=== Exercise materials ===

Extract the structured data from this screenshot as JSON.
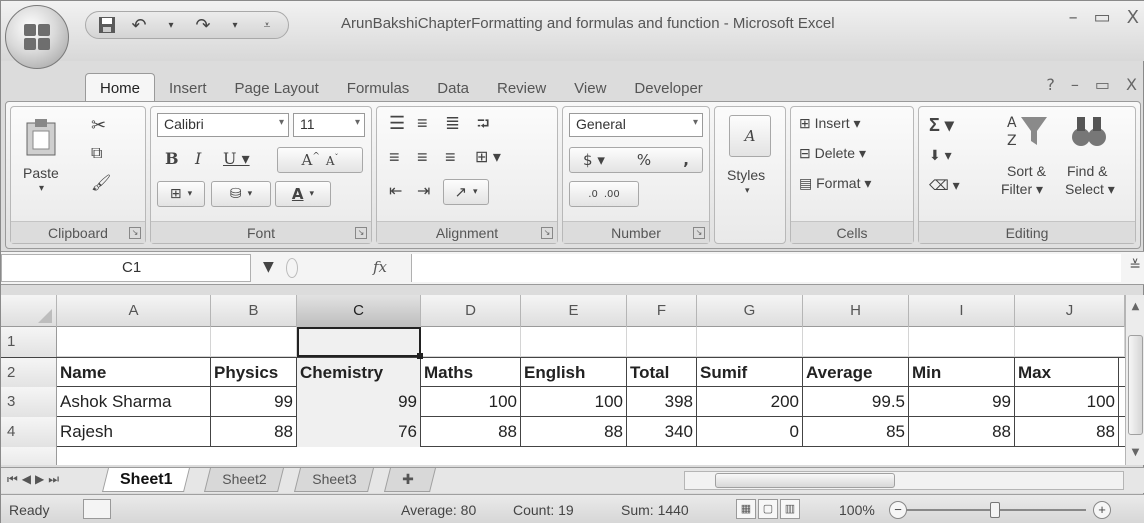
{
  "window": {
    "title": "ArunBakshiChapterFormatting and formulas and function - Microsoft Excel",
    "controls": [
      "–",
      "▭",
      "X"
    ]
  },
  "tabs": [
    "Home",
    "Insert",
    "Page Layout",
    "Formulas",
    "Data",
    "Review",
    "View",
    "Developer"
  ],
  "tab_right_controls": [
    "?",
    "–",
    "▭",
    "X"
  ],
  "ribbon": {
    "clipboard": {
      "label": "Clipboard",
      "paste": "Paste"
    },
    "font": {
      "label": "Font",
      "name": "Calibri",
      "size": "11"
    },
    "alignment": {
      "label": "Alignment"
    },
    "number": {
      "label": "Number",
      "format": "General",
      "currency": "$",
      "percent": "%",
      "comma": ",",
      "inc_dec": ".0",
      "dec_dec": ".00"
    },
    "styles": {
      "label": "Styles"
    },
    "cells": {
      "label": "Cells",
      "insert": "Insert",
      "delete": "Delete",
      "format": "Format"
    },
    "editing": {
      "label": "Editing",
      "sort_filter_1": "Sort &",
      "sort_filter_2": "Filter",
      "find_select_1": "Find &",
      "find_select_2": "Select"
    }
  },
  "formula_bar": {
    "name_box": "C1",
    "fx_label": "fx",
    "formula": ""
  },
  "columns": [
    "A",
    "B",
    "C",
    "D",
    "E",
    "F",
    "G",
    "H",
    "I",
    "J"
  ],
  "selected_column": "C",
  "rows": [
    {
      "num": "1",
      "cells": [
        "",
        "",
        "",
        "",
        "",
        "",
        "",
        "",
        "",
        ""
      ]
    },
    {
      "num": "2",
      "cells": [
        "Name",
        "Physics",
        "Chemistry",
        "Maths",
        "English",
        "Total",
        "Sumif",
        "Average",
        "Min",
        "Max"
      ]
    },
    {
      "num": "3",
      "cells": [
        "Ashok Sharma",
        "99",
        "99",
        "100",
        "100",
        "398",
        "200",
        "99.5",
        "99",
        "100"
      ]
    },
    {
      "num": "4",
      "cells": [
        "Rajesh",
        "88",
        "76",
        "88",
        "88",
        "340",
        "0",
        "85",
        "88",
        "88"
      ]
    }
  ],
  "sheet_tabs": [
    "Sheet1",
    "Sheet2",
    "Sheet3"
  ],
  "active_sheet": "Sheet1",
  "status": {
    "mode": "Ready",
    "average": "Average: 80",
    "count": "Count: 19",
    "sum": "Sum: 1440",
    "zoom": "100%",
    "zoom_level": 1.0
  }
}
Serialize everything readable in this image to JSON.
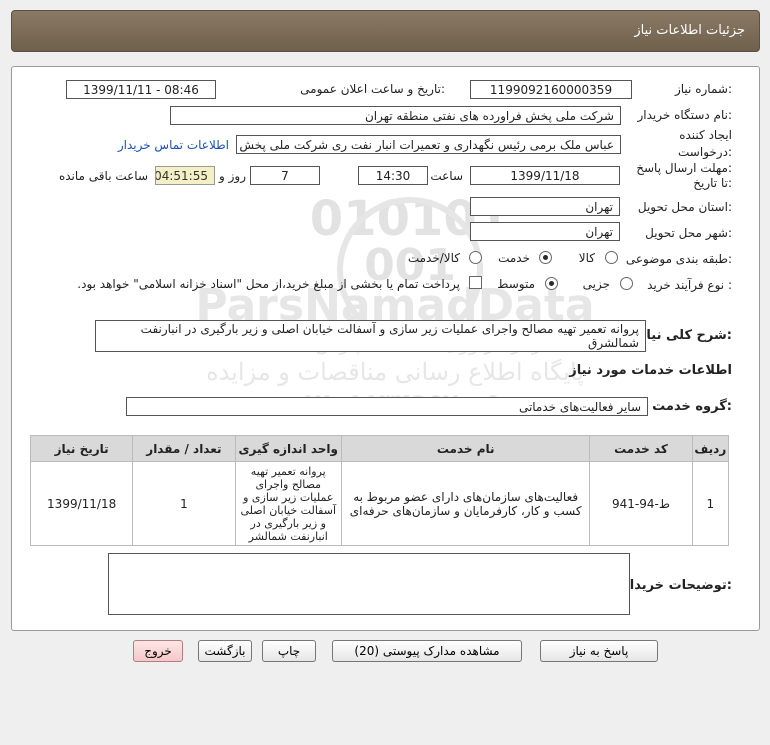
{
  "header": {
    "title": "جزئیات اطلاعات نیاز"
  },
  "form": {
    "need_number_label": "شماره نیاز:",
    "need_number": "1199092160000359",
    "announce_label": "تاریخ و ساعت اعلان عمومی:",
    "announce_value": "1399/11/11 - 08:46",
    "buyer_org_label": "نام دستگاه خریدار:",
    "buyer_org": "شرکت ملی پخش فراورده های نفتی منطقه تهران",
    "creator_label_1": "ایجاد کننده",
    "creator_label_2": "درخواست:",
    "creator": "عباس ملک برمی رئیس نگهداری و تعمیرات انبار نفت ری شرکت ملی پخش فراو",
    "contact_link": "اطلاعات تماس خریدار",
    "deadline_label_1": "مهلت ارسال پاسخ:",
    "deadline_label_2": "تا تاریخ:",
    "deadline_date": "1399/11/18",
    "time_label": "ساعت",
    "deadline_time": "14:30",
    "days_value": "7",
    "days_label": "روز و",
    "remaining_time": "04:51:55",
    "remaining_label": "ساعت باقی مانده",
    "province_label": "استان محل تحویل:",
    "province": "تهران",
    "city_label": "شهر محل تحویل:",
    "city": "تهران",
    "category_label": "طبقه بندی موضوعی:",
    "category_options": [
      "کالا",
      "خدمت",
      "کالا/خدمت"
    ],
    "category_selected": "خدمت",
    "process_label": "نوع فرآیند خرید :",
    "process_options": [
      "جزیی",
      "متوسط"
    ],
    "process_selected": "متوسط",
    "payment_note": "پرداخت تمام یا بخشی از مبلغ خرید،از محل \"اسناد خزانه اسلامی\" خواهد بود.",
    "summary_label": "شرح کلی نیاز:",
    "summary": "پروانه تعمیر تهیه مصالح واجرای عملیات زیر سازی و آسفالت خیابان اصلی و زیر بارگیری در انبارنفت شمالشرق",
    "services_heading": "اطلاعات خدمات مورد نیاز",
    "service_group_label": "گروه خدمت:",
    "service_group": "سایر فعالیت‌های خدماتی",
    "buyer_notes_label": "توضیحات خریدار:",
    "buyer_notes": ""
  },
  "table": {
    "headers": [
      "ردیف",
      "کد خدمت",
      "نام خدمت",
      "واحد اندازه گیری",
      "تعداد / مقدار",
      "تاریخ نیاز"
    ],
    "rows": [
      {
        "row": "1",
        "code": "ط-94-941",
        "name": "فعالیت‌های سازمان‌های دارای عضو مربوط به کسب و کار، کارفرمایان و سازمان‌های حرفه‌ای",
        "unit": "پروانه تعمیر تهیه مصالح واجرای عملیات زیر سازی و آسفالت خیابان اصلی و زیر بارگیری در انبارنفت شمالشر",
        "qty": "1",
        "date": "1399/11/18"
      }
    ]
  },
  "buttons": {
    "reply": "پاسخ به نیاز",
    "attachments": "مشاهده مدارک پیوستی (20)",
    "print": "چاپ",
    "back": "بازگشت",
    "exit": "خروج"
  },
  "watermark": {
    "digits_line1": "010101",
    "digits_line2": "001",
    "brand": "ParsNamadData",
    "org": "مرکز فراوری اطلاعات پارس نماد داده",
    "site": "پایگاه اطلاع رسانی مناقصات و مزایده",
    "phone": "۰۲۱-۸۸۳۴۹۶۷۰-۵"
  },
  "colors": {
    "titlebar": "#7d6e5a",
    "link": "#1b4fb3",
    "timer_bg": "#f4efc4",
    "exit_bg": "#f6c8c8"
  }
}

===
=== Exercise materials ===

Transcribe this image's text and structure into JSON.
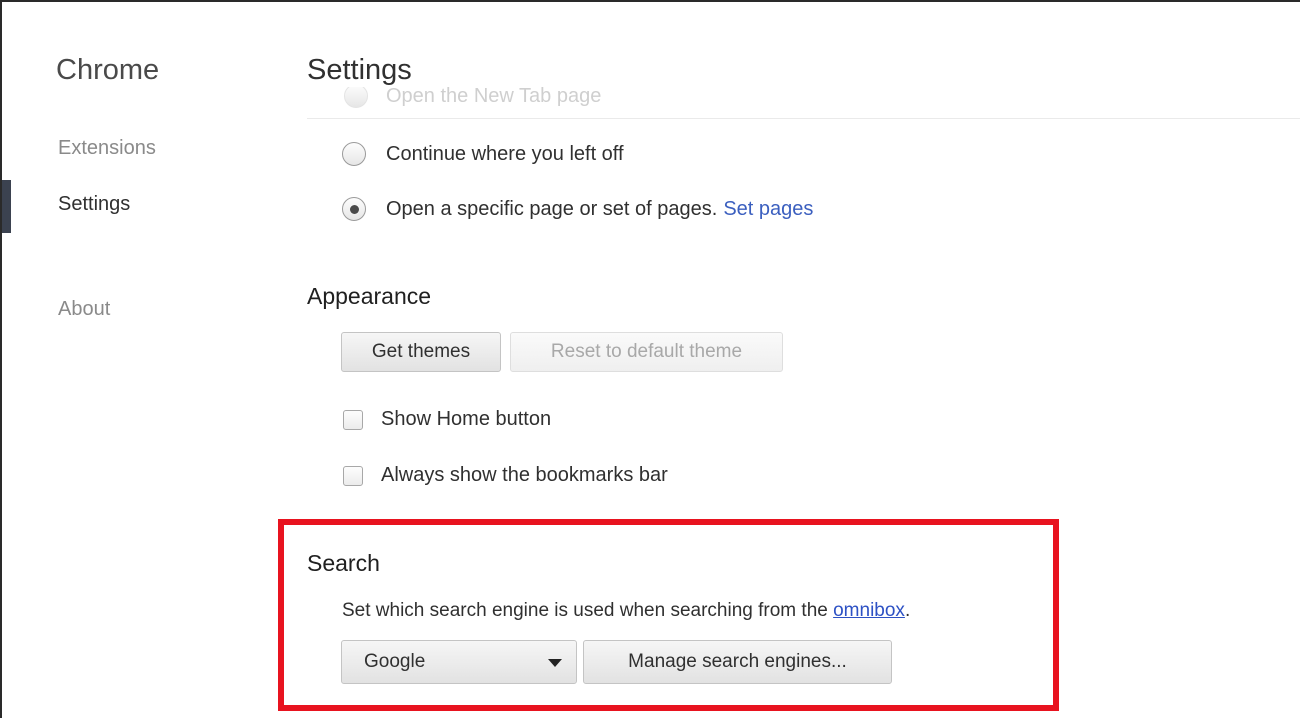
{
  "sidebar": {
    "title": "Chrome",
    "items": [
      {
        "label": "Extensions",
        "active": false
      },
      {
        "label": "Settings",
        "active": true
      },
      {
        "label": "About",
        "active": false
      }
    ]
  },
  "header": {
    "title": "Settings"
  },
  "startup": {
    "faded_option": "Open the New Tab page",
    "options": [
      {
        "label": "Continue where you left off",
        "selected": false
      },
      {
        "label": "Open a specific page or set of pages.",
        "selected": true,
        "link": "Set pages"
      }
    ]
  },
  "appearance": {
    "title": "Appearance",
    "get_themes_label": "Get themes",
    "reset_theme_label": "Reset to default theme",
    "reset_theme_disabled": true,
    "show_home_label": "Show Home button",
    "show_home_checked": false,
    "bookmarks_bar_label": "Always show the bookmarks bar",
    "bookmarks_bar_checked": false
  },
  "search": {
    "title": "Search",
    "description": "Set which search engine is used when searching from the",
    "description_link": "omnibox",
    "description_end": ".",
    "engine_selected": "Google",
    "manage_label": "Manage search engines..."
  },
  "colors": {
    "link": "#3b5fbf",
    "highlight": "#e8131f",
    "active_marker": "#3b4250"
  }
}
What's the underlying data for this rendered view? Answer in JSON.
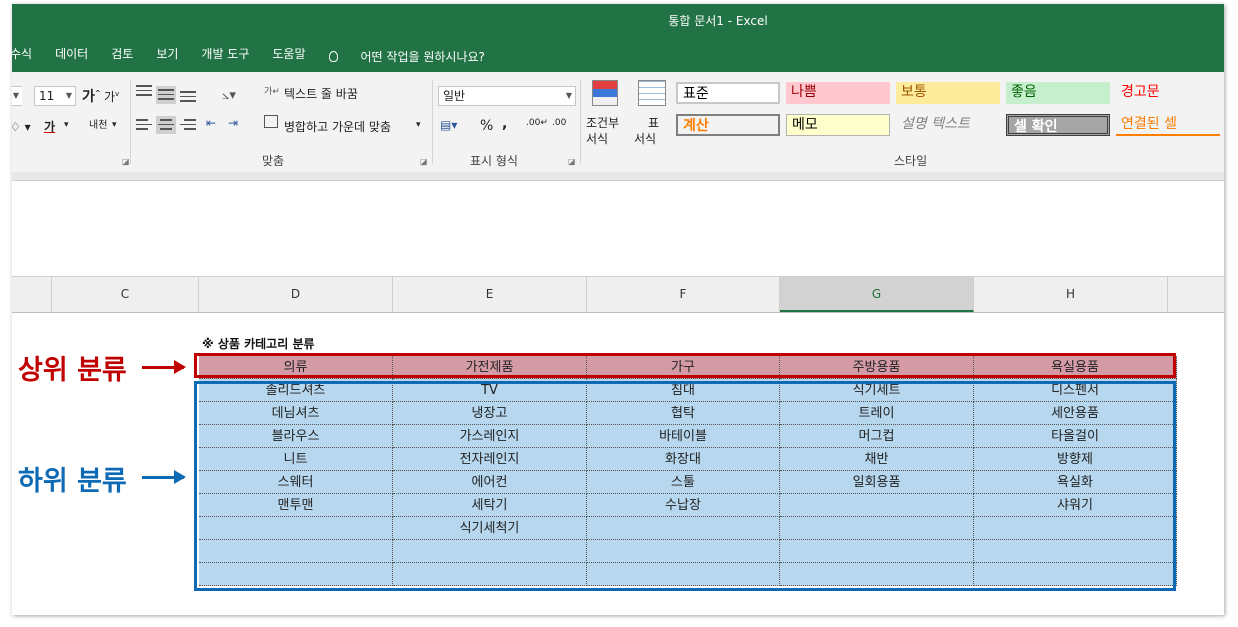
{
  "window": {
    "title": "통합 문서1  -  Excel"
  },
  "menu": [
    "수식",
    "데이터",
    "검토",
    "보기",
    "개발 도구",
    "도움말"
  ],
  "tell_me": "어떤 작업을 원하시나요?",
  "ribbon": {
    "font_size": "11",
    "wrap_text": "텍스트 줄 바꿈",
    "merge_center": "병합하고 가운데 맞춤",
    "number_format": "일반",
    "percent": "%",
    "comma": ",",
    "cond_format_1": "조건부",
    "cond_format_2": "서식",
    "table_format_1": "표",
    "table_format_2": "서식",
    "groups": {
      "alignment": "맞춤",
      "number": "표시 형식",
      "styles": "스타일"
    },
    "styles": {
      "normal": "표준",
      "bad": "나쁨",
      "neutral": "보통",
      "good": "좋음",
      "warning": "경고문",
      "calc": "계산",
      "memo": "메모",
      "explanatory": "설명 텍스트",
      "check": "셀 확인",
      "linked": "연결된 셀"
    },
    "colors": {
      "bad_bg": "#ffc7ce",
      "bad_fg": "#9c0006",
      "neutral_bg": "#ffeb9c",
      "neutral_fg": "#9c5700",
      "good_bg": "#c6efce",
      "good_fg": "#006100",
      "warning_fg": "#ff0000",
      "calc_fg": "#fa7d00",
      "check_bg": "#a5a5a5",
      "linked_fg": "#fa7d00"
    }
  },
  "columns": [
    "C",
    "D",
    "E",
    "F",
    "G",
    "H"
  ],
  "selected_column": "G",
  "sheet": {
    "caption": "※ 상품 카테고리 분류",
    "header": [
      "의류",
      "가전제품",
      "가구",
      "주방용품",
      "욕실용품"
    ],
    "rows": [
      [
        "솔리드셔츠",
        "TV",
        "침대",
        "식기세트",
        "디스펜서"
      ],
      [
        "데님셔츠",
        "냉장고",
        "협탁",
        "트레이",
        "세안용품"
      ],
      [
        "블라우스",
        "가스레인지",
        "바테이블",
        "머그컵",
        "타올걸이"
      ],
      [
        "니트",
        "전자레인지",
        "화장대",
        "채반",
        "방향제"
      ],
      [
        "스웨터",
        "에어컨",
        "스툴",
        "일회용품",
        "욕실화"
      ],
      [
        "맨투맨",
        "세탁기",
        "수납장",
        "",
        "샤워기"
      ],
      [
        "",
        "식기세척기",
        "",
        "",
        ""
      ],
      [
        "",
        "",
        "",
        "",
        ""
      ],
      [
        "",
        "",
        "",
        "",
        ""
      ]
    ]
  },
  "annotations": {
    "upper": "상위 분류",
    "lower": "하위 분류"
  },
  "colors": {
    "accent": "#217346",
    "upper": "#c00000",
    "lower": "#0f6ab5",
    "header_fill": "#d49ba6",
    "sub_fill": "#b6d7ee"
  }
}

===
=== Exercise materials ===

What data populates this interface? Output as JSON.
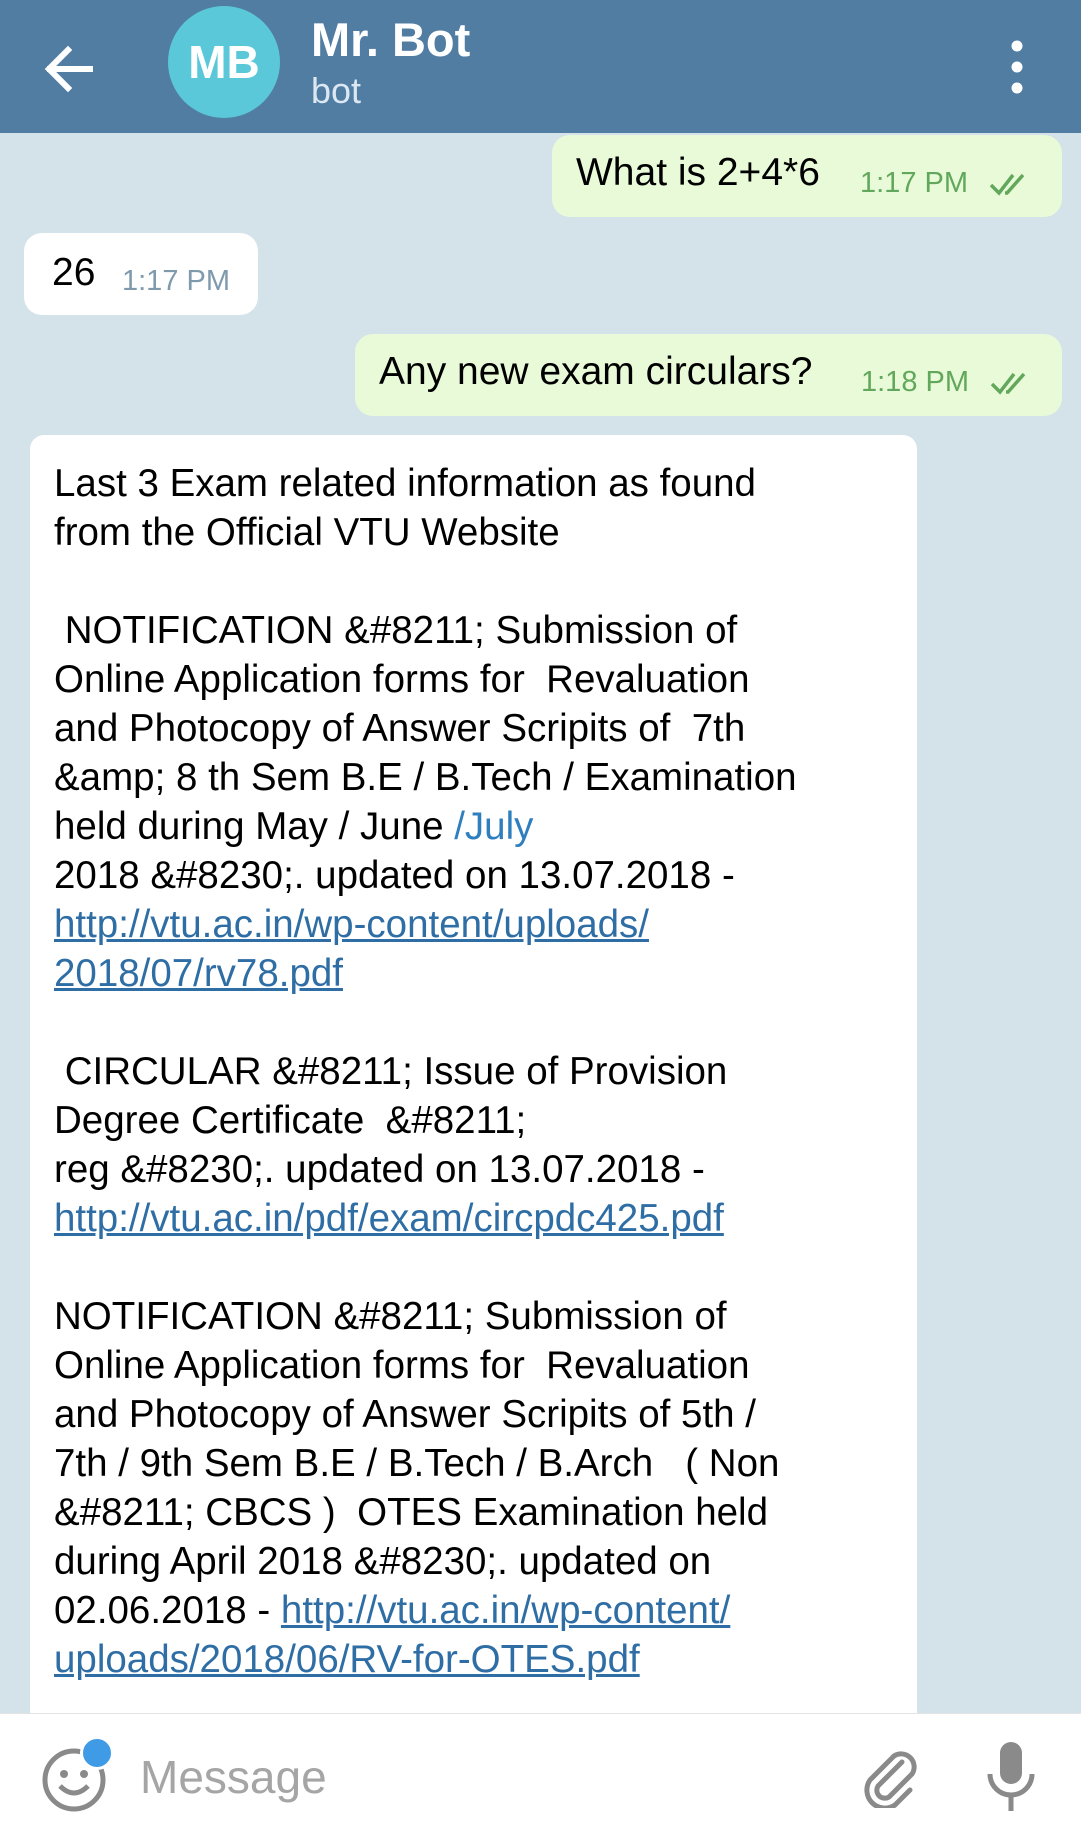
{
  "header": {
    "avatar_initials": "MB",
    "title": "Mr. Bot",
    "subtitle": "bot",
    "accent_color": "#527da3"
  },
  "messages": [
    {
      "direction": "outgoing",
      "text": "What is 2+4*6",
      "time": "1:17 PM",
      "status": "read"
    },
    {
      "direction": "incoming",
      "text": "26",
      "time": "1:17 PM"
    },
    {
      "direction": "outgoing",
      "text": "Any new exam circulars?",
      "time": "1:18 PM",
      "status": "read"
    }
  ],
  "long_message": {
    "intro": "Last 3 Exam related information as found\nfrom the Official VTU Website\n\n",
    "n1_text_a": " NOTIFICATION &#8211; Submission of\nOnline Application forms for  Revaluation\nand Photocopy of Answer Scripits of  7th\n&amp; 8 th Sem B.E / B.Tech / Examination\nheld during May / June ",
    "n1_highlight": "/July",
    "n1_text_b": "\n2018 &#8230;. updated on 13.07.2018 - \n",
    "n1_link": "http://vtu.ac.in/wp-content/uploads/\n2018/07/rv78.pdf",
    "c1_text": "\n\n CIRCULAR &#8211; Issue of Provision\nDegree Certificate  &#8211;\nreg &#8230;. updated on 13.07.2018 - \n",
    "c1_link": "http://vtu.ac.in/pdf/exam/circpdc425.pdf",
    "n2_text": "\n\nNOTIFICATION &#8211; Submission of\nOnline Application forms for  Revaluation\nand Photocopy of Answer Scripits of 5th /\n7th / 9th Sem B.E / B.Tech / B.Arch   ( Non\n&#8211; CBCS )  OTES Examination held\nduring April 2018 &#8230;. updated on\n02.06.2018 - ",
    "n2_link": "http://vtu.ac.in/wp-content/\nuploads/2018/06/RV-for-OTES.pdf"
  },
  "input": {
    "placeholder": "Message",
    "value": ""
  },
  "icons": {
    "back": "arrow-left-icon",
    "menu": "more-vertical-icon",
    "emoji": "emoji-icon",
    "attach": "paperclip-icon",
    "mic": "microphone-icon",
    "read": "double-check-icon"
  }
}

===

Gather and return every line that holds the string "nOnline".

Answer to this problem →
    "n1_text_a": " NOTIFICATION &#8211; Submission of\nOnline Application forms for  Revaluation\nand Photocopy of Answer Scripits of  7th\n&amp; 8 th Sem B.E / B.Tech / Examination\nheld during May / June ",
    "n2_text": "\n\nNOTIFICATION &#8211; Submission of\nOnline Application forms for  Revaluation\nand Photocopy of Answer Scripits of 5th /\n7th / 9th Sem B.E / B.Tech / B.Arch   ( Non\n&#8211; CBCS )  OTES Examination held\nduring April 2018 &#8230;. updated on\n02.06.2018 - ",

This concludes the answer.